> THE REQUEST
Which lines below hold the word "关于防止干部"? Report each one.
::: INFORMATION SUPPLIED
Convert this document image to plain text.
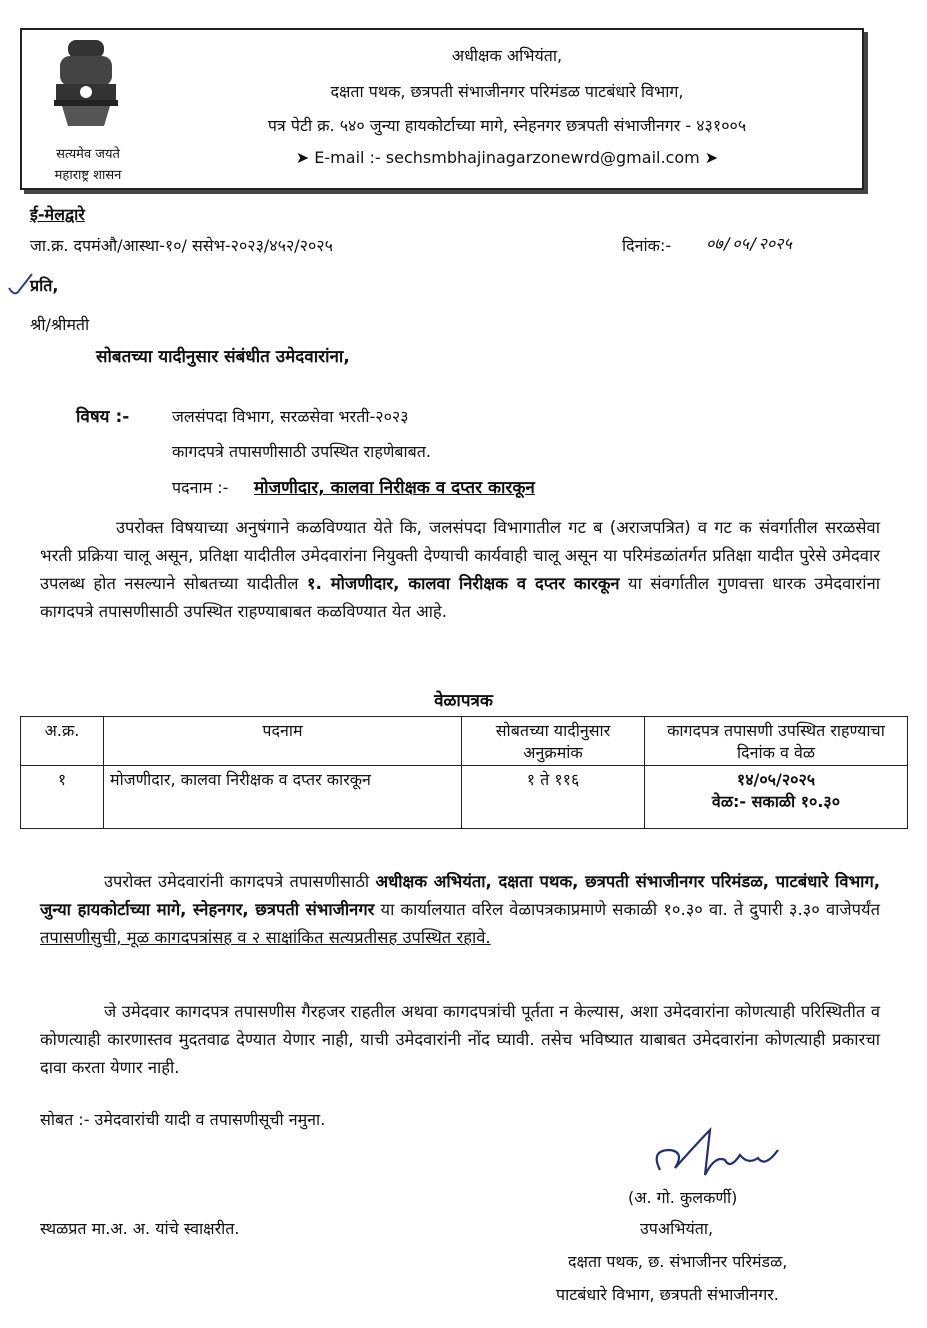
सत्यमेव जयते
महाराष्ट्र शासन
अधीक्षक अभियंता,
दक्षता पथक, छत्रपती संभाजीनगर परिमंडळ पाटबंधारे विभाग,
पत्र पेटी क्र. ५४० जुन्या हायकोर्टाच्या मागे, स्नेहनगर छत्रपती संभाजीनगर - ४३१००५
➤ E-mail :- sechsmbhajinagarzonewrd@gmail.com ➤
ई-मेलद्वारे
जा.क्र. दपमंऔ/आस्था-१०/ ससेभ-२०२३/४५२/२०२५	दिनांक:- ०७/०५/२०२५
प्रति,
श्री/श्रीमती
सोबतच्या यादीनुसार संबंधीत उमेदवारांना,
विषय :-	जलसंपदा विभाग, सरळसेवा भरती-२०२३
कागदपत्रे तपासणीसाठी उपस्थित राहणेबाबत.
पदनाम :- मोजणीदार, कालवा निरीक्षक व दप्तर कारकून
उपरोक्त विषयाच्या अनुषंगाने कळविण्यात येते कि, जलसंपदा विभागातील गट ब (अराजपत्रित) व गट क संवर्गातील सरळसेवा भरती प्रक्रिया चालू असून, प्रतिक्षा यादीतील उमेदवारांना नियुक्ती देण्याची कार्यवाही चालू असून या परिमंडळांतर्गत प्रतिक्षा यादीत पुरेसे उमेदवार उपलब्ध होत नसल्याने सोबतच्या यादीतील १. मोजणीदार, कालवा निरीक्षक व दप्तर कारकून या संवर्गातील गुणवत्ता धारक उमेदवारांना कागदपत्रे तपासणीसाठी उपस्थित राहण्याबाबत कळविण्यात येत आहे.
वेळापत्रक
अ.क्र.	पदनाम	सोबतच्या यादीनुसार अनुक्रमांक	कागदपत्र तपासणी उपस्थित राहण्याचा दिनांक व वेळ
१	मोजणीदार, कालवा निरीक्षक व दप्तर कारकून	१ ते ११६	१४/०५/२०२५
वेळ:- सकाळी १०.३०
उपरोक्त उमेदवारांनी कागदपत्रे तपासणीसाठी अधीक्षक अभियंता, दक्षता पथक, छत्रपती संभाजीनगर परिमंडळ, पाटबंधारे विभाग, जुन्या हायकोर्टाच्या मागे, स्नेहनगर, छत्रपती संभाजीनगर या कार्यालयात वरिल वेळापत्रकाप्रमाणे सकाळी १०.३० वा. ते दुपारी ३.३० वाजेपर्यंत तपासणीसुची, मूळ कागदपत्रांसह व २ साक्षांकित सत्यप्रतीसह उपस्थित रहावे.
जे उमेदवार कागदपत्र तपासणीस गैरहजर राहतील अथवा कागदपत्रांची पूर्तता न केल्यास, अशा उमेदवारांना कोणत्याही परिस्थितीत व कोणत्याही कारणास्तव मुदतवाढ देण्यात येणार नाही, याची उमेदवारांनी नोंद घ्यावी. तसेच भविष्यात याबाबत उमेदवारांना कोणत्याही प्रकारचा दावा करता येणार नाही.
सोबत :- उमेदवारांची यादी व तपासणीसूची नमुना.
(अ. गो. कुलकर्णी)
उपअभियंता,
दक्षता पथक, छ. संभाजीनर परिमंडळ,
पाटबंधारे विभाग, छत्रपती संभाजीनगर.
स्थळप्रत मा.अ. अ. यांचे स्वाक्षरीत.
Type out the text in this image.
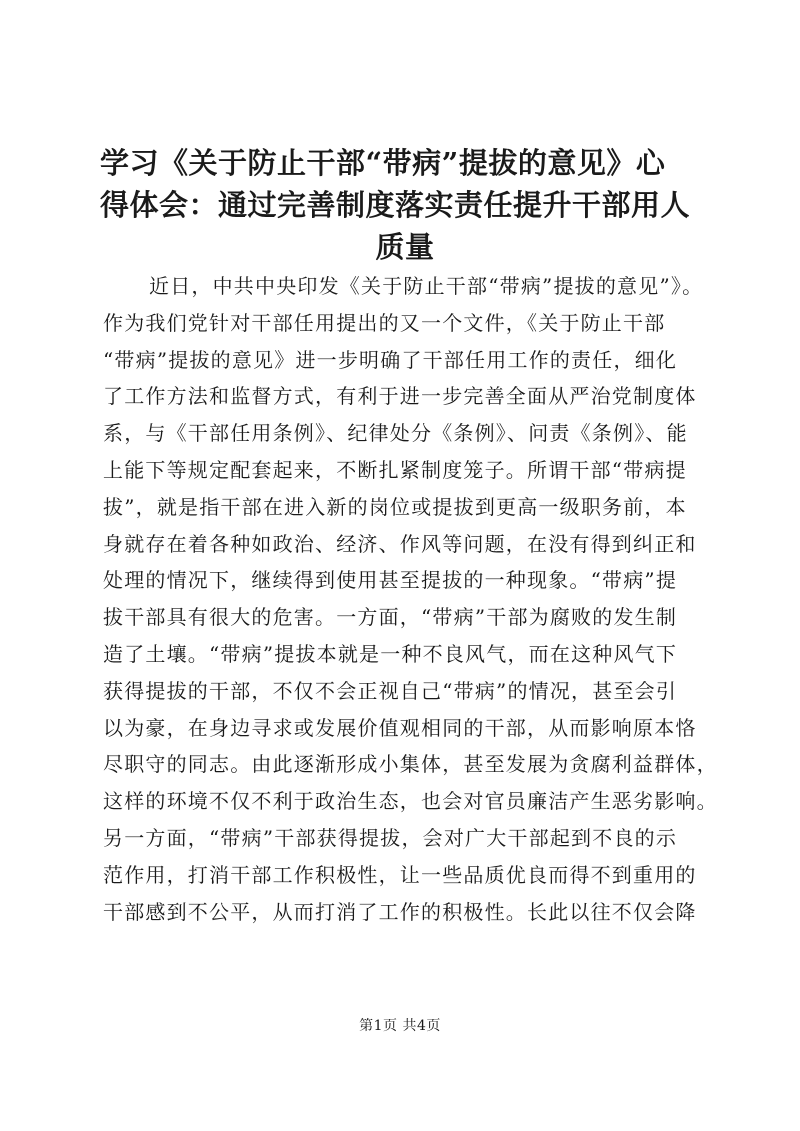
学习《关于防止干部“带病”提拔的意见》心
得体会：通过完善制度落实责任提升干部用人
质量
近日，中共中央印发《关于防止干部“带病”提拔的意见”》。
作为我们党针对干部任用提出的又一个文件，《关于防止干部
“带病”提拔的意见》进一步明确了干部任用工作的责任，细化
了工作方法和监督方式，有利于进一步完善全面从严治党制度体
系，与《干部任用条例》、纪律处分《条例》、问责《条例》、能
上能下等规定配套起来，不断扎紧制度笼子。所谓干部“带病提
拔”，就是指干部在进入新的岗位或提拔到更高一级职务前，本
身就存在着各种如政治、经济、作风等问题，在没有得到纠正和
处理的情况下，继续得到使用甚至提拔的一种现象。“带病”提
拔干部具有很大的危害。一方面，“带病”干部为腐败的发生制
造了土壤。“带病”提拔本就是一种不良风气，而在这种风气下
获得提拔的干部，不仅不会正视自己“带病”的情况，甚至会引
以为豪，在身边寻求或发展价值观相同的干部，从而影响原本恪
尽职守的同志。由此逐渐形成小集体，甚至发展为贪腐利益群体，
这样的环境不仅不利于政治生态，也会对官员廉洁产生恶劣影响。
另一方面，“带病”干部获得提拔，会对广大干部起到不良的示
范作用，打消干部工作积极性，让一些品质优良而得不到重用的
干部感到不公平，从而打消了工作的积极性。长此以往不仅会降
第1页 共4页
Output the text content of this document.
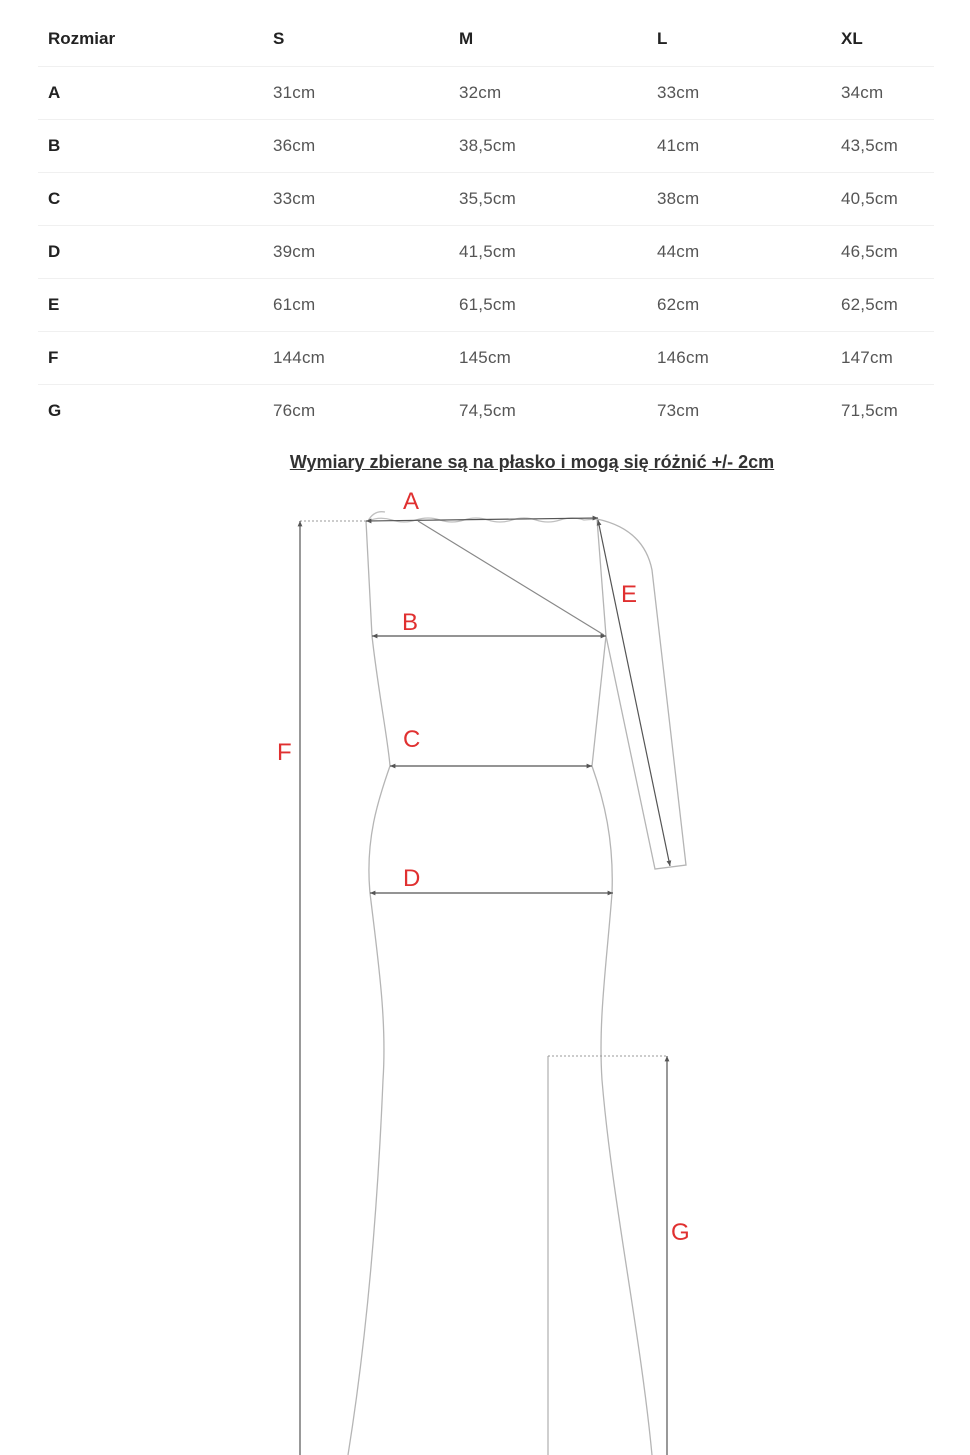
Rozmiar	S	M	L	XL
A	31cm	32cm	33cm	34cm
B	36cm	38,5cm	41cm	43,5cm
C	33cm	35,5cm	38cm	40,5cm
D	39cm	41,5cm	44cm	46,5cm
E	61cm	61,5cm	62cm	62,5cm
F	144cm	145cm	146cm	147cm
G	76cm	74,5cm	73cm	71,5cm
Wymiary zbierane są na płasko i mogą się różnić +/- 2cm
A
B
C
D
E
F
G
::::::
> COMPLETED EXERCISE
学习《关于防止干部“带病”提拔的意见》心
近日，中共中央印发《关于防止干部“带病”提拔的意见”》。
作为我们党针对干部任用提出的又一个文件，《关于防止干部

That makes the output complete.